--- START Provided material ---
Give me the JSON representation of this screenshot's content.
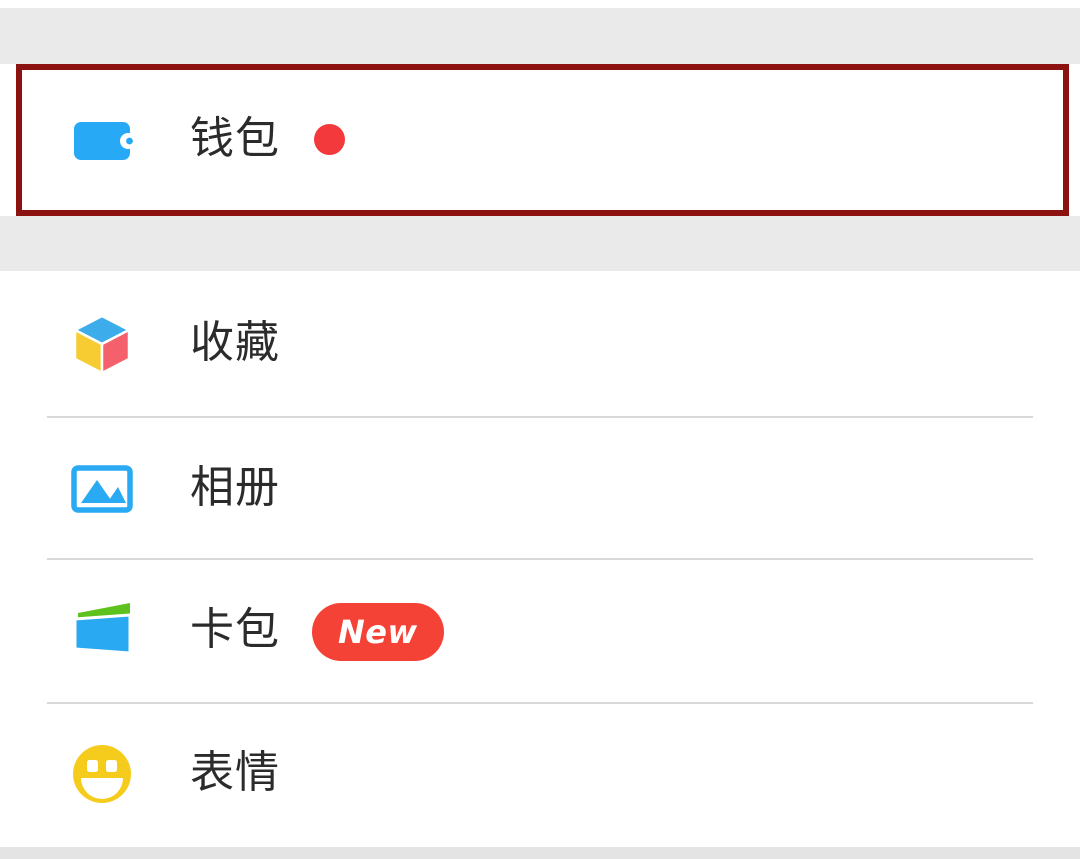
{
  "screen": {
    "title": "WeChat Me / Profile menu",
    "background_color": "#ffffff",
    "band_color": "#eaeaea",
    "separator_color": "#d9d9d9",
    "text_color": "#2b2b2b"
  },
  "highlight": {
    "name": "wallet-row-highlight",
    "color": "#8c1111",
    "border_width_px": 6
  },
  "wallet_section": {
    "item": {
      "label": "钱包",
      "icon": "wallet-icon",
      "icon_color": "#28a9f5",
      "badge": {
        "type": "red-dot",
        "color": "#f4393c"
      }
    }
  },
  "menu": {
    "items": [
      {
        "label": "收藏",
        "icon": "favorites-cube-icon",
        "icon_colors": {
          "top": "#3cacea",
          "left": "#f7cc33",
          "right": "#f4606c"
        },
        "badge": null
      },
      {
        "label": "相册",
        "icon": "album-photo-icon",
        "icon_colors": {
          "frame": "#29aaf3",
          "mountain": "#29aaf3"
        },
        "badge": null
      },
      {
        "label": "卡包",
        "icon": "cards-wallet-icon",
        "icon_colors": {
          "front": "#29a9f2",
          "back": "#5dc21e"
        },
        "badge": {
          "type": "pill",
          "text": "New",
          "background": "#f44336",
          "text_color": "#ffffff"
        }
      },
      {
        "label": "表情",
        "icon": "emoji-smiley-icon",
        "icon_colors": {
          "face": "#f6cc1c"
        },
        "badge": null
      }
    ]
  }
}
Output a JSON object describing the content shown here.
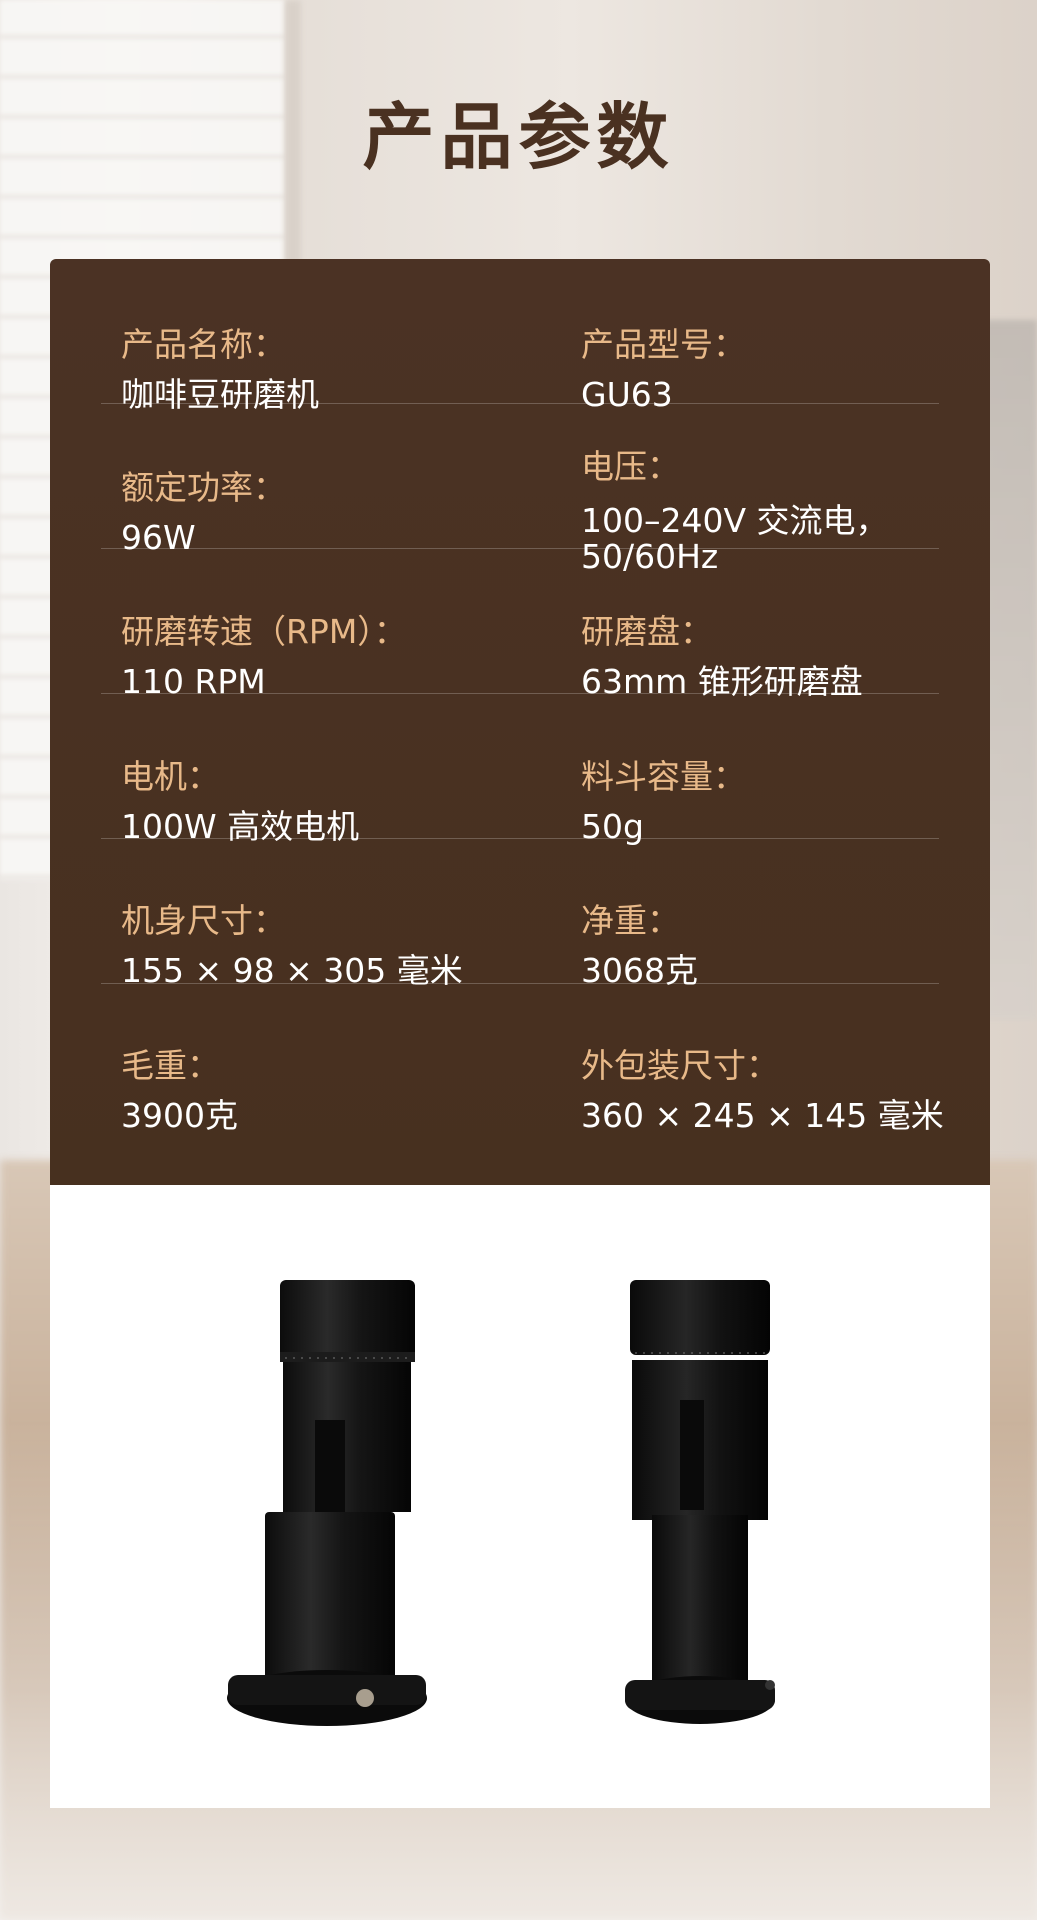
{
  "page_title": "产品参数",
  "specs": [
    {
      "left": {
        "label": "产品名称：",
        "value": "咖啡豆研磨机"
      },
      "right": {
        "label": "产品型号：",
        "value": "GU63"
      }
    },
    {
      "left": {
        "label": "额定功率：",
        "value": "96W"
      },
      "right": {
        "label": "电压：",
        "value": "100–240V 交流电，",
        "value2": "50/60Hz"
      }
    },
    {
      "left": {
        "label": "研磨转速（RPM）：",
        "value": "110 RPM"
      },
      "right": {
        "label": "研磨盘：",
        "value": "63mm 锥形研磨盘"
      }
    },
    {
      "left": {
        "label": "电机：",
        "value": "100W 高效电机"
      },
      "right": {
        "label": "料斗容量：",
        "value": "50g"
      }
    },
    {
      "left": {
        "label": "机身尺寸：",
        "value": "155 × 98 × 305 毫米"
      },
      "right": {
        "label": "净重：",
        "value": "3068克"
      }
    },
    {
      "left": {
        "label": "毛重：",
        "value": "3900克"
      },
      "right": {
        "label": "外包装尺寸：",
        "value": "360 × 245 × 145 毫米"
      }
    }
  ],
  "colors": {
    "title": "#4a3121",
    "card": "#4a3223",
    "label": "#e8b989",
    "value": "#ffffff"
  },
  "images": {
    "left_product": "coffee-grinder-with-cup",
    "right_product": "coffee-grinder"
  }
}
--- END Provided material ---
» Goal:
Every line above should be returned word for word, with the pictures left behind.

» Task answer:
Give me the JSON representation of this screenshot's content.
{
  "screen": {
    "title": "WeChat Me / Profile menu",
    "background_color": "#ffffff",
    "band_color": "#eaeaea",
    "separator_color": "#d9d9d9",
    "text_color": "#2b2b2b"
  },
  "highlight": {
    "name": "wallet-row-highlight",
    "color": "#8c1111",
    "border_width_px": 6
  },
  "wallet_section": {
    "item": {
      "label": "钱包",
      "icon": "wallet-icon",
      "icon_color": "#28a9f5",
      "badge": {
        "type": "red-dot",
        "color": "#f4393c"
      }
    }
  },
  "menu": {
    "items": [
      {
        "label": "收藏",
        "icon": "favorites-cube-icon",
        "icon_colors": {
          "top": "#3cacea",
          "left": "#f7cc33",
          "right": "#f4606c"
        },
        "badge": null
      },
      {
        "label": "相册",
        "icon": "album-photo-icon",
        "icon_colors": {
          "frame": "#29aaf3",
          "mountain": "#29aaf3"
        },
        "badge": null
      },
      {
        "label": "卡包",
        "icon": "cards-wallet-icon",
        "icon_colors": {
          "front": "#29a9f2",
          "back": "#5dc21e"
        },
        "badge": {
          "type": "pill",
          "text": "New",
          "background": "#f44336",
          "text_color": "#ffffff"
        }
      },
      {
        "label": "表情",
        "icon": "emoji-smiley-icon",
        "icon_colors": {
          "face": "#f6cc1c"
        },
        "badge": null
      }
    ]
  }
}
Output a JSON object describing the content shown here.
{
  "page_title": "产品参数",
  "specs": [
    {
      "left": {
        "label": "产品名称：",
        "value": "咖啡豆研磨机"
      },
      "right": {
        "label": "产品型号：",
        "value": "GU63"
      }
    },
    {
      "left": {
        "label": "额定功率：",
        "value": "96W"
      },
      "right": {
        "label": "电压：",
        "value": "100–240V 交流电，",
        "value2": "50/60Hz"
      }
    },
    {
      "left": {
        "label": "研磨转速（RPM）：",
        "value": "110 RPM"
      },
      "right": {
        "label": "研磨盘：",
        "value": "63mm 锥形研磨盘"
      }
    },
    {
      "left": {
        "label": "电机：",
        "value": "100W 高效电机"
      },
      "right": {
        "label": "料斗容量：",
        "value": "50g"
      }
    },
    {
      "left": {
        "label": "机身尺寸：",
        "value": "155 × 98 × 305 毫米"
      },
      "right": {
        "label": "净重：",
        "value": "3068克"
      }
    },
    {
      "left": {
        "label": "毛重：",
        "value": "3900克"
      },
      "right": {
        "label": "外包装尺寸：",
        "value": "360 × 245 × 145 毫米"
      }
    }
  ],
  "colors": {
    "title": "#4a3121",
    "card": "#4a3223",
    "label": "#e8b989",
    "value": "#ffffff"
  },
  "images": {
    "left_product": "coffee-grinder-with-cup",
    "right_product": "coffee-grinder"
  }
}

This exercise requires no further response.